Recorded data
------------

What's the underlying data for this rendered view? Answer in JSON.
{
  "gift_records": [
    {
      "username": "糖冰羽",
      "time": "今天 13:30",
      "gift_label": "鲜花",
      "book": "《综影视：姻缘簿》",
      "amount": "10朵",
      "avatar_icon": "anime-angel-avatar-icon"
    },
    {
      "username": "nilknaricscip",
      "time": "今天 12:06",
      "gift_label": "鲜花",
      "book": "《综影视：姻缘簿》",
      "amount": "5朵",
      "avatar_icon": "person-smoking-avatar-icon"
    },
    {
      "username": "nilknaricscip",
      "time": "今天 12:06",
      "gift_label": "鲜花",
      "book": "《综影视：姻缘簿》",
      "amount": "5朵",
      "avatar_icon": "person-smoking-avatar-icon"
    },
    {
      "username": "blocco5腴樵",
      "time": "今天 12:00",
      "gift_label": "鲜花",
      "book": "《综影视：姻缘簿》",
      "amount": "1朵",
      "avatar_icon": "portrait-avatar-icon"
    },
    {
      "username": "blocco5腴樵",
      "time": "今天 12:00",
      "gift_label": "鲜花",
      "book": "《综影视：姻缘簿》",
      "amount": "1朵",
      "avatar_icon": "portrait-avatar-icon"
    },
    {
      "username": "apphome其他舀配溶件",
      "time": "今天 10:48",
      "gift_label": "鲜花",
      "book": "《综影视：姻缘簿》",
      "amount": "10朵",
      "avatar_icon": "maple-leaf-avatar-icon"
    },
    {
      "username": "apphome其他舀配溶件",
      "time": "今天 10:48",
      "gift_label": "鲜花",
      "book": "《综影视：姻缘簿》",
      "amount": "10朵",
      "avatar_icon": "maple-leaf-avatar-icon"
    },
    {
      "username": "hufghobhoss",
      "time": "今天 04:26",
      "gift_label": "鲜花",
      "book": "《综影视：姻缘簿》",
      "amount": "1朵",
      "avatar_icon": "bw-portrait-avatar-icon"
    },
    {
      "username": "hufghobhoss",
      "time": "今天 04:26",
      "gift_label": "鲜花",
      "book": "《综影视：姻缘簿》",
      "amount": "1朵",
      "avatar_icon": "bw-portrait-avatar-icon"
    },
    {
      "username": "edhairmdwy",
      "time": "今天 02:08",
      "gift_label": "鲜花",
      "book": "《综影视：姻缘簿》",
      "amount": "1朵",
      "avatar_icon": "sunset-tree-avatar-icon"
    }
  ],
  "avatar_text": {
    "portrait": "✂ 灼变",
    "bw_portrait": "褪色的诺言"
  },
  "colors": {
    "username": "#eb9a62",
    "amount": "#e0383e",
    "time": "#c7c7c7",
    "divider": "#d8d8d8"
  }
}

------------

Task to carry out
Your task is to retype all the records above with nothing left out.

Solution
What's the underlying data for this rendered view? Answer in JSON.
{
  "gift_records": [
    {
      "username": "糖冰羽",
      "time": "今天 13:30",
      "gift_label": "鲜花",
      "book": "《综影视：姻缘簿》",
      "amount": "10朵",
      "avatar_icon": "anime-angel-avatar-icon"
    },
    {
      "username": "nilknaricscip",
      "time": "今天 12:06",
      "gift_label": "鲜花",
      "book": "《综影视：姻缘簿》",
      "amount": "5朵",
      "avatar_icon": "person-smoking-avatar-icon"
    },
    {
      "username": "nilknaricscip",
      "time": "今天 12:06",
      "gift_label": "鲜花",
      "book": "《综影视：姻缘簿》",
      "amount": "5朵",
      "avatar_icon": "person-smoking-avatar-icon"
    },
    {
      "username": "blocco5腴樵",
      "time": "今天 12:00",
      "gift_label": "鲜花",
      "book": "《综影视：姻缘簿》",
      "amount": "1朵",
      "avatar_icon": "portrait-avatar-icon"
    },
    {
      "username": "blocco5腴樵",
      "time": "今天 12:00",
      "gift_label": "鲜花",
      "book": "《综影视：姻缘簿》",
      "amount": "1朵",
      "avatar_icon": "portrait-avatar-icon"
    },
    {
      "username": "apphome其他舀配溶件",
      "time": "今天 10:48",
      "gift_label": "鲜花",
      "book": "《综影视：姻缘簿》",
      "amount": "10朵",
      "avatar_icon": "maple-leaf-avatar-icon"
    },
    {
      "username": "apphome其他舀配溶件",
      "time": "今天 10:48",
      "gift_label": "鲜花",
      "book": "《综影视：姻缘簿》",
      "amount": "10朵",
      "avatar_icon": "maple-leaf-avatar-icon"
    },
    {
      "username": "hufghobhoss",
      "time": "今天 04:26",
      "gift_label": "鲜花",
      "book": "《综影视：姻缘簿》",
      "amount": "1朵",
      "avatar_icon": "bw-portrait-avatar-icon"
    },
    {
      "username": "hufghobhoss",
      "time": "今天 04:26",
      "gift_label": "鲜花",
      "book": "《综影视：姻缘簿》",
      "amount": "1朵",
      "avatar_icon": "bw-portrait-avatar-icon"
    },
    {
      "username": "edhairmdwy",
      "time": "今天 02:08",
      "gift_label": "鲜花",
      "book": "《综影视：姻缘簿》",
      "amount": "1朵",
      "avatar_icon": "sunset-tree-avatar-icon"
    }
  ],
  "avatar_text": {
    "portrait": "✂ 灼变",
    "bw_portrait": "褪色的诺言"
  },
  "colors": {
    "username": "#eb9a62",
    "amount": "#e0383e",
    "time": "#c7c7c7",
    "divider": "#d8d8d8"
  }
}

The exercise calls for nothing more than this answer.